◆ SUPPLIED TEXT ◆
▼
Returns the Converter
object invisibly via base::invisible
.
#----------------------- Example 1: Torch ----------------------------------
library(torch)
model <- nn_sequential(
nn_linear(5, 10),
nn_relu(),
nn_linear(10, 2, bias = FALSE),
nn_softmax(dim = 2)
)
data <- torch_randn(25, 5)
# Convert the model (for torch models is 'input_dim' required!)
converter <- Converter$new(model, input_dim = c(5))
# You can also use the helper function `convert()` for initializing a
# Converter object
converter <- convert(model, input_dim = c(5))
# Get the converted model stored in the field 'model'
converted_model <- converter$model
# Test it with the original model
mean(abs(converted_model(data)[[1]] - model(data)))
#> torch_tensor
#> 0
#> [ CPUFloatType{} ][ grad_fn = <MeanBackward0> ]
#----------------------- Example 2: Neuralnet ------------------------------
if (require("neuralnet")) {
library(neuralnet)
data(iris)
# Train a neural network
nn <- neuralnet((Species == "setosa") ~ Petal.Length + Petal.Width,
iris,
linear.output = FALSE,
hidden = c(3, 2), act.fct = "tanh", rep = 1
)
# Convert the model
converter <- convert(nn)
# Print all the layers
converter$model$modules_list
}
#> $Dense_1
#> An `nn_module` containing 0 parameters.
#>
#> ── Modules ─────────────────────────────────────────────────────────────────────
#> • activation_f: <nn_tanh> #0 parameters
#>
#> $Dense_2
#> An `nn_module` containing 0 parameters.
#>
#> ── Modules ─────────────────────────────────────────────────────────────────────
#> • activation_f: <nn_tanh> #0 parameters
#>
#> $Dense_3
#> An `nn_module` containing 0 parameters.
#>
#> ── Modules ─────────────────────────────────────────────────────────────────────
#> • activation_f: <nn_tanh> #0 parameters
#>
#----------------------- Example 3: Keras ----------------------------------
if (require("keras") & keras::is_keras_available()) {
library(keras)
# Make sure keras is installed properly
is_keras_available()
# Define a keras model
model <- keras_model_sequential() %>%
layer_conv_2d(
input_shape = c(32, 32, 3), kernel_size = 8, filters = 8,
activation = "relu", padding = "same") %>%
layer_conv_2d(
kernel_size = 8, filters = 4,
activation = "tanh", padding = "same") %>%
layer_conv_2d(
kernel_size = 4, filters = 2,
activation = "relu", padding = "same") %>%
layer_flatten() %>%
layer_dense(units = 64, activation = "relu") %>%
layer_dense(units = 1, activation = "sigmoid")
# Convert this model and save model as list
converter <- convert(model, save_model_as_list = TRUE)
# Print the converted model as a named list
str(converter$model_as_list, max.level = 1)
▲
◆ EXERCISE TASKS ◆
1. According to the converter documentation, which argument is required when converting a torch model?
2. Pull out the lines of the listing, starting with its first line and stopping after the line that contains "option-d: D. Learn", and reproduce them without any change.
The converter documentation and the listing that follows it come from unrelated sources.

◆ MATERIAL TO PROCESS ◆
▼
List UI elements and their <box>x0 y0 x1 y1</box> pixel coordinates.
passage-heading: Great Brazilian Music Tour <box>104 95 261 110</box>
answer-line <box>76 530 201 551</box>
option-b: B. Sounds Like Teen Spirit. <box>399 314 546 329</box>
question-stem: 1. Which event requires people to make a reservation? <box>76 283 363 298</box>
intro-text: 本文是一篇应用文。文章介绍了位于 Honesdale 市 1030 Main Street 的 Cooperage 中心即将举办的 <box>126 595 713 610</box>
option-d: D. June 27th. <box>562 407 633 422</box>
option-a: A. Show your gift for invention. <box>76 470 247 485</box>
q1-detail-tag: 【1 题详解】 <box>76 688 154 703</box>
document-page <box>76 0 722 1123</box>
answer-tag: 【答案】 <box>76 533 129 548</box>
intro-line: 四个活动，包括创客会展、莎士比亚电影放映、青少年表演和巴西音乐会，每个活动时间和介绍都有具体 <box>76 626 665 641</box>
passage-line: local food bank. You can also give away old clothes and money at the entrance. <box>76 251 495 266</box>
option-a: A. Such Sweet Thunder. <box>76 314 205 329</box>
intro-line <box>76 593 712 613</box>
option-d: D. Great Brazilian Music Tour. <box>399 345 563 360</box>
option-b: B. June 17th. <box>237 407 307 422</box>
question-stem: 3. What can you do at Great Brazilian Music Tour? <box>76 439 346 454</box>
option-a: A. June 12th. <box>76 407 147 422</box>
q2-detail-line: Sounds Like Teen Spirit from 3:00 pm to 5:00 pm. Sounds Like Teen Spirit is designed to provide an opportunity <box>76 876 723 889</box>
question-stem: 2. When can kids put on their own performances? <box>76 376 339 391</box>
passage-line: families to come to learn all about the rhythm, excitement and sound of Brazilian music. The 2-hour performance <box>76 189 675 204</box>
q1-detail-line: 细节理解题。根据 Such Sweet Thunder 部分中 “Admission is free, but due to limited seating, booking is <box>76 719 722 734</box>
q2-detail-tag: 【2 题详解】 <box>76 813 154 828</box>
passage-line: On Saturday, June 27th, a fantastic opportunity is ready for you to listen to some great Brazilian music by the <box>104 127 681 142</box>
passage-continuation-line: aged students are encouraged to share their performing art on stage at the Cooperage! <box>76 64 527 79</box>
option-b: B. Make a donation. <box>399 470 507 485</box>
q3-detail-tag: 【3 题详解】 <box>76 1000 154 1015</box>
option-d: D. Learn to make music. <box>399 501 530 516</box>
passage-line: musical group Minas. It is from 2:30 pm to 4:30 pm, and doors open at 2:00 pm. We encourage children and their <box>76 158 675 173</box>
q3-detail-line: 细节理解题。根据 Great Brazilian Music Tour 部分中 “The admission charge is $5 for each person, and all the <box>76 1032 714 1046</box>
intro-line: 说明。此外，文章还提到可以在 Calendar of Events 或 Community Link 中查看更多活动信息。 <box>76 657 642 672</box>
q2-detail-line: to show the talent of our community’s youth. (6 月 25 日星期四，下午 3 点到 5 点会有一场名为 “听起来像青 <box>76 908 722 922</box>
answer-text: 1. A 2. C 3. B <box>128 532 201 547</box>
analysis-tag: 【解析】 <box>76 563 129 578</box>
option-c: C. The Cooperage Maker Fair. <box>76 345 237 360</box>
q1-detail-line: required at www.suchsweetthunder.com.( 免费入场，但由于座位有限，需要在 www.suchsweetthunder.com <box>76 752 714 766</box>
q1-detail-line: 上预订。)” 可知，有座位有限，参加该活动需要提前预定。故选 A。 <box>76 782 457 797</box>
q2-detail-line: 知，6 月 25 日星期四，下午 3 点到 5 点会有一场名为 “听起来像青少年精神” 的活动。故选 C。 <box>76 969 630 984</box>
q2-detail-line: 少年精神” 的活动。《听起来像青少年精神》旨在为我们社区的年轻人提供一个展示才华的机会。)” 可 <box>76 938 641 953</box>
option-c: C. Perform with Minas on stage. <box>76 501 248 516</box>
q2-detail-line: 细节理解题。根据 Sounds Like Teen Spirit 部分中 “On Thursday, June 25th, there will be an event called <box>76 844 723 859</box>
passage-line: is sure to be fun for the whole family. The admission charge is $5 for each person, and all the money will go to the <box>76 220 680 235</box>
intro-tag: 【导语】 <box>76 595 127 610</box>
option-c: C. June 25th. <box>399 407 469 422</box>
▲
◆ RESPONSES TO THE TASKS ◆
1. The input_dim argument.

2.
List UI elements and their <box>x0 y0 x1 y1</box> pixel coordinates.
passage-heading: Great Brazilian Music Tour <box>104 95 261 110</box>
answer-line <box>76 530 201 551</box>
option-b: B. Sounds Like Teen Spirit. <box>399 314 546 329</box>
question-stem: 1. Which event requires people to make a reservation? <box>76 283 363 298</box>
intro-text: 本文是一篇应用文。文章介绍了位于 Honesdale 市 1030 Main Street 的 Cooperage 中心即将举办的 <box>126 595 713 610</box>
option-d: D. June 27th. <box>562 407 633 422</box>
option-a: A. Show your gift for invention. <box>76 470 247 485</box>
q1-detail-tag: 【1 题详解】 <box>76 688 154 703</box>
document-page <box>76 0 722 1123</box>
answer-tag: 【答案】 <box>76 533 129 548</box>
intro-line: 四个活动，包括创客会展、莎士比亚电影放映、青少年表演和巴西音乐会，每个活动时间和介绍都有具体 <box>76 626 665 641</box>
passage-line: local food bank. You can also give away old clothes and money at the entrance. <box>76 251 495 266</box>
option-a: A. Such Sweet Thunder. <box>76 314 205 329</box>
intro-line <box>76 593 712 613</box>
option-d: D. Great Brazilian Music Tour. <box>399 345 563 360</box>
option-b: B. June 17th. <box>237 407 307 422</box>
question-stem: 3. What can you do at Great Brazilian Music Tour? <box>76 439 346 454</box>
option-a: A. June 12th. <box>76 407 147 422</box>
q2-detail-line: Sounds Like Teen Spirit from 3:00 pm to 5:00 pm. Sounds Like Teen Spirit is designed to provide an opportunity <box>76 876 723 889</box>
question-stem: 2. When can kids put on their own performances? <box>76 376 339 391</box>
passage-line: families to come to learn all about the rhythm, excitement and sound of Brazilian music. The 2-hour performance <box>76 189 675 204</box>
q1-detail-line: 细节理解题。根据 Such Sweet Thunder 部分中 “Admission is free, but due to limited seating, booking is <box>76 719 722 734</box>
q2-detail-tag: 【2 题详解】 <box>76 813 154 828</box>
passage-line: On Saturday, June 27th, a fantastic opportunity is ready for you to listen to some great Brazilian music by the <box>104 127 681 142</box>
passage-continuation-line: aged students are encouraged to share their performing art on stage at the Cooperage! <box>76 64 527 79</box>
option-b: B. Make a donation. <box>399 470 507 485</box>
q3-detail-tag: 【3 题详解】 <box>76 1000 154 1015</box>
option-d: D. Learn to make music. <box>399 501 530 516</box>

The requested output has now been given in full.